_Exercise directions_. Scan the entries below for the word "Output". Copy each line that has it.

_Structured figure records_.
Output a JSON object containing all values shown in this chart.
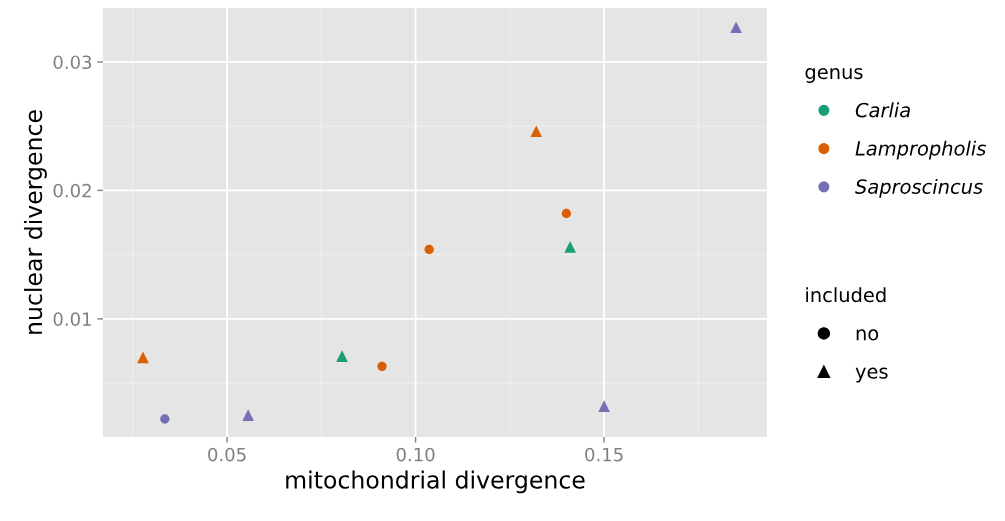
{
  "chart_data": {
    "type": "scatter",
    "xlabel": "mitochondrial divergence",
    "ylabel": "nuclear divergence",
    "xlim": [
      0.0171,
      0.1932
    ],
    "ylim": [
      0.0008,
      0.0342
    ],
    "xticks": [
      {
        "value": 0.05,
        "label": "0.05"
      },
      {
        "value": 0.1,
        "label": "0.10"
      },
      {
        "value": 0.15,
        "label": "0.15"
      }
    ],
    "yticks": [
      {
        "value": 0.01,
        "label": "0.01"
      },
      {
        "value": 0.02,
        "label": "0.02"
      },
      {
        "value": 0.03,
        "label": "0.03"
      }
    ],
    "grid": true,
    "legend": "right",
    "legend_title": [
      "genus",
      "included"
    ],
    "series": [
      {
        "name": "Carlia",
        "color": "#1b9e77",
        "x": [
          0.0805,
          0.141
        ],
        "values": [
          0.0071,
          0.0156
        ],
        "marker": [
          "triangle",
          "triangle"
        ]
      },
      {
        "name": "Lampropholis",
        "color": "#d95f02",
        "x": [
          0.0277,
          0.0911,
          0.1036,
          0.132,
          0.14
        ],
        "values": [
          0.007,
          0.0063,
          0.0154,
          0.0246,
          0.0182
        ],
        "marker": [
          "triangle",
          "circle",
          "circle",
          "triangle",
          "circle"
        ]
      },
      {
        "name": "Saproscincus",
        "color": "#7570b3",
        "x": [
          0.0335,
          0.0556,
          0.15,
          0.185
        ],
        "values": [
          0.0022,
          0.0025,
          0.0032,
          0.0327
        ],
        "marker": [
          "circle",
          "triangle",
          "triangle",
          "triangle"
        ]
      }
    ],
    "annotations": [
      "no",
      "yes"
    ]
  }
}
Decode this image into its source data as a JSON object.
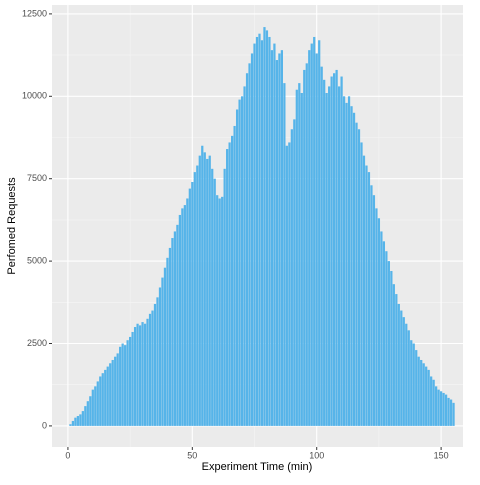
{
  "chart_data": {
    "type": "bar",
    "x_label": "Experiment Time (min)",
    "y_label": "Perfomed Requests",
    "color": "#56B4E9",
    "x": [
      1,
      2,
      3,
      4,
      5,
      6,
      7,
      8,
      9,
      10,
      11,
      12,
      13,
      14,
      15,
      16,
      17,
      18,
      19,
      20,
      21,
      22,
      23,
      24,
      25,
      26,
      27,
      28,
      29,
      30,
      31,
      32,
      33,
      34,
      35,
      36,
      37,
      38,
      39,
      40,
      41,
      42,
      43,
      44,
      45,
      46,
      47,
      48,
      49,
      50,
      51,
      52,
      53,
      54,
      55,
      56,
      57,
      58,
      59,
      60,
      61,
      62,
      63,
      64,
      65,
      66,
      67,
      68,
      69,
      70,
      71,
      72,
      73,
      74,
      75,
      76,
      77,
      78,
      79,
      80,
      81,
      82,
      83,
      84,
      85,
      86,
      87,
      88,
      89,
      90,
      91,
      92,
      93,
      94,
      95,
      96,
      97,
      98,
      99,
      100,
      101,
      102,
      103,
      104,
      105,
      106,
      107,
      108,
      109,
      110,
      111,
      112,
      113,
      114,
      115,
      116,
      117,
      118,
      119,
      120,
      121,
      122,
      123,
      124,
      125,
      126,
      127,
      128,
      129,
      130,
      131,
      132,
      133,
      134,
      135,
      136,
      137,
      138,
      139,
      140,
      141,
      142,
      143,
      144,
      145,
      146,
      147,
      148,
      149,
      150,
      151,
      152,
      153,
      154,
      155
    ],
    "values": [
      50,
      150,
      250,
      300,
      350,
      450,
      600,
      750,
      900,
      1100,
      1200,
      1350,
      1500,
      1600,
      1700,
      1800,
      1900,
      2000,
      2100,
      2200,
      2400,
      2500,
      2450,
      2600,
      2700,
      2850,
      3000,
      3100,
      3050,
      3150,
      3100,
      3250,
      3400,
      3500,
      3700,
      3900,
      4200,
      4500,
      4800,
      5100,
      5400,
      5700,
      5900,
      6100,
      6400,
      6600,
      6700,
      6900,
      7200,
      7400,
      7700,
      7900,
      8200,
      8500,
      8300,
      8100,
      8200,
      7800,
      7500,
      7000,
      6900,
      6950,
      7800,
      8400,
      8600,
      8800,
      9100,
      9600,
      9900,
      10000,
      10300,
      10700,
      11000,
      11300,
      11600,
      11800,
      11900,
      11700,
      12100,
      12000,
      11800,
      11400,
      11600,
      11100,
      11300,
      11400,
      10400,
      8500,
      8600,
      9000,
      9300,
      10200,
      10400,
      10100,
      10800,
      11000,
      11400,
      11600,
      11800,
      11300,
      11700,
      10900,
      10500,
      10100,
      10300,
      10600,
      10700,
      10800,
      10300,
      10600,
      10000,
      9800,
      10000,
      9700,
      9500,
      9200,
      9000,
      8600,
      8200,
      7900,
      7700,
      7300,
      7000,
      6600,
      6300,
      5900,
      5600,
      5300,
      5000,
      4700,
      4300,
      4000,
      3700,
      3500,
      3300,
      3100,
      2900,
      2600,
      2500,
      2300,
      2100,
      2000,
      1900,
      1800,
      1700,
      1500,
      1400,
      1200,
      1100,
      1050,
      1000,
      950,
      850,
      800,
      700
    ],
    "xlim": [
      -6.4,
      158.8
    ],
    "ylim": [
      -640,
      12770
    ],
    "xticks": [
      0,
      50,
      100,
      150
    ],
    "yticks": [
      0,
      2500,
      5000,
      7500,
      10000,
      12500
    ],
    "x_minor_ticks": [
      25,
      75,
      125
    ],
    "y_minor_ticks": [
      1250,
      3750,
      6250,
      8750,
      11250
    ],
    "grid": true
  }
}
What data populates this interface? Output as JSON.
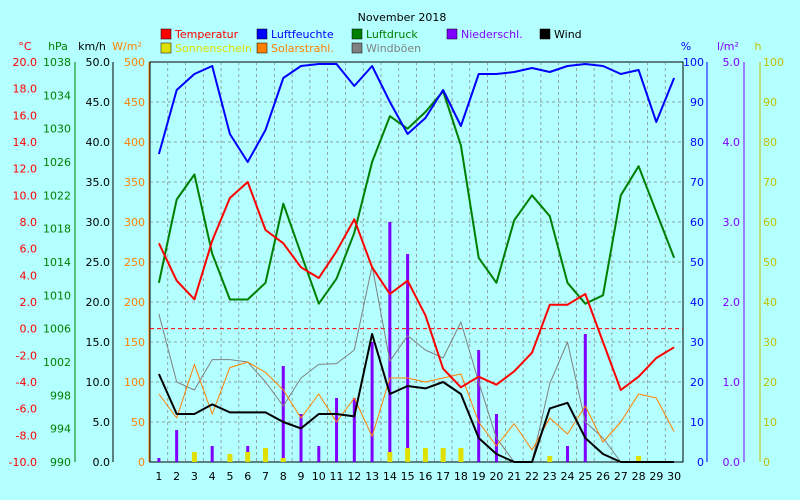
{
  "chart_data": {
    "type": "line",
    "title": "November 2018",
    "x": [
      1,
      2,
      3,
      4,
      5,
      6,
      7,
      8,
      9,
      10,
      11,
      12,
      13,
      14,
      15,
      16,
      17,
      18,
      19,
      20,
      21,
      22,
      23,
      24,
      25,
      26,
      27,
      28,
      29,
      30
    ],
    "axes": [
      {
        "id": "temp",
        "unit": "°C",
        "color": "#ff0000",
        "min": -10,
        "max": 20,
        "ticks": [
          "20.0",
          "18.0",
          "16.0",
          "14.0",
          "12.0",
          "10.0",
          "8.0",
          "6.0",
          "4.0",
          "2.0",
          "0.0",
          "-2.0",
          "-4.0",
          "-6.0",
          "-8.0",
          "-10.0"
        ]
      },
      {
        "id": "press",
        "unit": "hPa",
        "color": "#008000",
        "min": 990,
        "max": 1038,
        "ticks": [
          "1038",
          "1034",
          "1030",
          "1026",
          "1022",
          "1018",
          "1014",
          "1010",
          "1006",
          "1002",
          "998",
          "994",
          "990"
        ]
      },
      {
        "id": "wind",
        "unit": "km/h",
        "color": "#000000",
        "min": 0,
        "max": 50,
        "ticks": [
          "50.0",
          "45.0",
          "40.0",
          "35.0",
          "30.0",
          "25.0",
          "20.0",
          "15.0",
          "10.0",
          "5.0",
          "0.0"
        ]
      },
      {
        "id": "solar",
        "unit": "W/m²",
        "color": "#ff8000",
        "min": 0,
        "max": 500,
        "ticks": [
          "500",
          "450",
          "400",
          "350",
          "300",
          "250",
          "200",
          "150",
          "100",
          "50",
          "0"
        ]
      },
      {
        "id": "hum",
        "unit": "%",
        "color": "#0000ff",
        "min": 0,
        "max": 100,
        "ticks": [
          "100",
          "90",
          "80",
          "70",
          "60",
          "50",
          "40",
          "30",
          "20",
          "10",
          "0"
        ]
      },
      {
        "id": "rain",
        "unit": "l/m²",
        "color": "#8000ff",
        "min": 0,
        "max": 5,
        "ticks": [
          "5.0",
          "4.0",
          "3.0",
          "2.0",
          "1.0",
          "0.0"
        ]
      },
      {
        "id": "sun",
        "unit": "h",
        "color": "#c0c000",
        "min": 0,
        "max": 100,
        "ticks": [
          "100",
          "90",
          "80",
          "70",
          "60",
          "50",
          "40",
          "30",
          "20",
          "10",
          "0"
        ]
      }
    ],
    "legend": [
      {
        "name": "Temperatur",
        "color": "#ff0000"
      },
      {
        "name": "Luftfeuchte",
        "color": "#0000ff"
      },
      {
        "name": "Luftdruck",
        "color": "#008000"
      },
      {
        "name": "Niederschl.",
        "color": "#8000ff"
      },
      {
        "name": "Wind",
        "color": "#000000"
      },
      {
        "name": "Sonnenschein",
        "color": "#e0e000"
      },
      {
        "name": "Solarstrahl.",
        "color": "#ff8000"
      },
      {
        "name": "Windböen",
        "color": "#808080"
      }
    ],
    "series": [
      {
        "name": "Windböen",
        "axis": "wind",
        "kind": "line",
        "color": "#808080",
        "width": 1,
        "values": [
          18.5,
          10,
          9,
          12.8,
          12.8,
          12.5,
          10,
          7,
          10.5,
          12.2,
          12.3,
          14,
          24.5,
          12.6,
          15.8,
          14,
          13,
          17.5,
          10,
          3,
          0,
          0,
          9.8,
          15,
          5,
          3,
          0,
          0,
          0,
          0
        ]
      },
      {
        "name": "Solarstrahl.",
        "axis": "solar",
        "kind": "line",
        "color": "#ff8000",
        "width": 1,
        "values": [
          85,
          55,
          122,
          60,
          118,
          125,
          112,
          90,
          55,
          85,
          50,
          80,
          32,
          105,
          105,
          100,
          105,
          110,
          50,
          20,
          48,
          15,
          55,
          35,
          70,
          25,
          50,
          85,
          80,
          38
        ]
      },
      {
        "name": "Luftdruck",
        "axis": "press",
        "kind": "line",
        "color": "#008000",
        "width": 2,
        "values": [
          1011.5,
          1021.5,
          1024.5,
          1015,
          1009.5,
          1009.5,
          1011.5,
          1021,
          1015,
          1009,
          1012,
          1017.5,
          1026,
          1031.5,
          1030,
          1032,
          1034.5,
          1028,
          1014.5,
          1011.5,
          1019,
          1022,
          1019.5,
          1011.5,
          1009,
          1010,
          1022,
          1025.5,
          1020,
          1014.5
        ]
      },
      {
        "name": "Luftfeuchte",
        "axis": "hum",
        "kind": "line",
        "color": "#0000ff",
        "width": 2,
        "values": [
          77,
          93,
          97,
          99,
          82,
          75,
          83,
          96,
          99,
          99.5,
          99.5,
          94,
          99,
          90,
          82,
          86,
          93,
          84,
          97,
          97,
          97.5,
          98.5,
          97.5,
          99,
          99.5,
          99,
          97,
          98,
          85,
          96
        ]
      },
      {
        "name": "Temperatur",
        "axis": "temp",
        "kind": "line",
        "color": "#ff0000",
        "width": 2,
        "values": [
          6.4,
          3.6,
          2.2,
          6.6,
          9.8,
          11,
          7.4,
          6.4,
          4.6,
          3.8,
          5.8,
          8.2,
          4.6,
          2.6,
          3.6,
          1,
          -3,
          -4.4,
          -3.6,
          -4.2,
          -3.2,
          -1.8,
          1.8,
          1.8,
          2.6,
          -1,
          -4.6,
          -3.6,
          -2.2,
          -1.4
        ]
      },
      {
        "name": "Wind",
        "axis": "wind",
        "kind": "line",
        "color": "#000000",
        "width": 2,
        "values": [
          11,
          6,
          6,
          7.2,
          6.2,
          6.2,
          6.2,
          5,
          4.2,
          6,
          6,
          5.7,
          16,
          8.5,
          9.5,
          9.2,
          10,
          8.5,
          3,
          1,
          0,
          0,
          6.7,
          7.4,
          3,
          1,
          0,
          0,
          0,
          0
        ]
      },
      {
        "name": "Niederschl.",
        "axis": "rain",
        "kind": "bar",
        "color": "#8000ff",
        "barWidth": 3,
        "values": [
          0.05,
          0.4,
          0,
          0.2,
          0,
          0.2,
          0,
          1.2,
          0.6,
          0.2,
          0.8,
          0.8,
          1.5,
          3.0,
          2.6,
          0,
          0,
          0,
          1.4,
          0.6,
          0,
          0,
          0,
          0.2,
          1.6,
          0,
          0,
          0,
          0,
          0
        ]
      },
      {
        "name": "Sonnenschein",
        "axis": "sun",
        "kind": "bar",
        "color": "#e0e000",
        "barWidth": 5,
        "values": [
          0,
          0,
          2.5,
          0,
          2,
          2.5,
          3.5,
          1,
          0,
          0,
          0,
          0,
          0,
          2.5,
          3.5,
          3.5,
          3.5,
          3.5,
          0,
          0,
          0,
          0,
          1.5,
          0,
          0,
          0,
          0,
          1.5,
          0,
          0
        ]
      }
    ],
    "reference_line": {
      "axis": "temp",
      "value": 0,
      "color": "#ff0000"
    },
    "grid": true
  }
}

_Solution to this problem_.
Output a JSON object containing all values shown in this chart.
What data populates this interface? Output as JSON.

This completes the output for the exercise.